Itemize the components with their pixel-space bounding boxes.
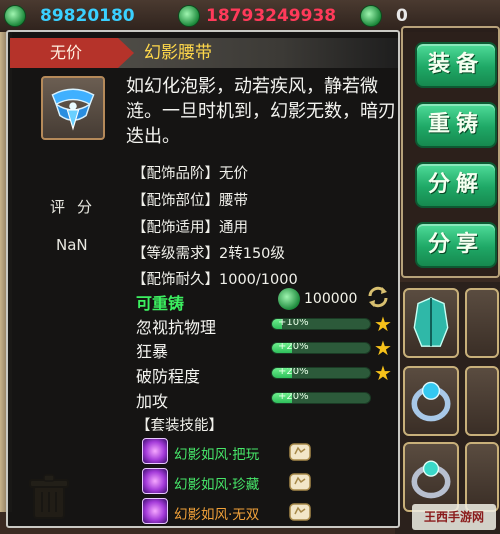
hand-icon[interactable] [288, 440, 312, 462]
ring-icon [411, 381, 451, 422]
reforge-cost: 100000 [304, 291, 358, 307]
stat-name: 狂暴 [136, 342, 169, 361]
stat-bonus: +20% [278, 342, 309, 352]
refresh-icon[interactable] [364, 284, 392, 310]
diamond-icon [4, 5, 26, 27]
star-icon[interactable]: ★ [374, 314, 392, 334]
inventory-grid [395, 282, 500, 534]
inventory-slot-armor[interactable] [403, 288, 459, 358]
attr-usage: 【配饰适用】通用 [132, 220, 248, 236]
armor-icon [413, 297, 449, 347]
score-label: 评分 [50, 198, 105, 216]
stat-name: 忽视抗物理 [136, 318, 217, 337]
set-skill-icon[interactable] [142, 468, 168, 494]
inventory-slot-partial-1[interactable] [465, 288, 499, 358]
share-button[interactable]: 分享 [415, 222, 497, 268]
jade-icon-2 [360, 5, 382, 27]
attr-durability: 【配饰耐久】1000/1000 [132, 272, 298, 288]
set-skill-name: 幻影如风·珍藏 [174, 477, 260, 493]
reforge-button[interactable]: 重铸 [415, 102, 497, 148]
equip-button[interactable]: 装备 [415, 42, 497, 88]
tooltip-title-bar: 无价 幻影腰带 [10, 38, 398, 68]
stat-bonus: +20% [278, 367, 309, 377]
inventory-slot-ring-1[interactable] [403, 366, 459, 436]
currency-3-value: 0 [396, 6, 408, 26]
set-skill-title: 【套装技能】 [136, 418, 223, 434]
set-skill-name: 幻影如风·无双 [174, 507, 260, 523]
inventory-slot-partial-3[interactable] [465, 442, 499, 512]
stat-bar: +20% [271, 342, 371, 354]
reforge-label: 可重铸 [136, 294, 185, 313]
ring-icon-2 [411, 460, 451, 499]
attr-grade: 【配饰品阶】无价 [132, 166, 248, 182]
stat-name: 破防程度 [136, 367, 201, 386]
belt-icon [41, 76, 105, 140]
inventory-slot-ring-2[interactable] [403, 442, 459, 512]
jade-cost-icon [278, 288, 300, 310]
set-skill-icon[interactable] [142, 438, 168, 464]
item-name: 幻影腰带 [144, 43, 212, 63]
stat-name: 加攻 [136, 392, 169, 411]
item-price-tag: 无价 [10, 38, 134, 68]
site-watermark: 王西手游网 [412, 504, 496, 530]
star-icon[interactable]: ★ [374, 338, 392, 358]
star-icon[interactable]: ★ [374, 363, 392, 383]
stat-bar: +10% [271, 318, 371, 330]
score-value: NaN [56, 236, 88, 254]
item-tooltip: 无价 幻影腰带 如幻化泡影，动若疾风，静若微涟。一旦时机到，幻影无数，暗刃迭出。… [6, 30, 400, 528]
hand-icon[interactable] [288, 470, 312, 492]
stat-bar: +20% [271, 367, 371, 379]
currency-1-value: 89820180 [40, 6, 135, 26]
currency-2-value: 18793249938 [206, 6, 337, 26]
inventory-slot-partial-2[interactable] [465, 366, 499, 436]
set-skill-icon[interactable] [142, 498, 168, 524]
decompose-button[interactable]: 分解 [415, 162, 497, 208]
stat-bonus: +20% [278, 392, 309, 402]
attr-level-req: 【等级需求】2转150级 [132, 246, 285, 262]
attr-slot: 【配饰部位】腰带 [132, 193, 248, 209]
stat-bonus: +10% [278, 318, 309, 328]
hand-icon[interactable] [288, 500, 312, 522]
item-description: 如幻化泡影，动若疾风，静若微涟。一旦时机到，幻影无数，暗刃迭出。 [126, 76, 396, 147]
stat-bar: +20% [271, 392, 371, 404]
jade-icon [178, 5, 200, 27]
set-skill-name: 幻影如风·把玩 [174, 447, 260, 463]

**Aim**. Show each line of the data above that contains the string "attr", copying each one in full.

**Solution below**.
attr-usage: 【配饰适用】通用 [132, 220, 248, 236]
attr-durability: 【配饰耐久】1000/1000 [132, 272, 298, 288]
attr-grade: 【配饰品阶】无价 [132, 166, 248, 182]
attr-level-req: 【等级需求】2转150级 [132, 246, 285, 262]
attr-slot: 【配饰部位】腰带 [132, 193, 248, 209]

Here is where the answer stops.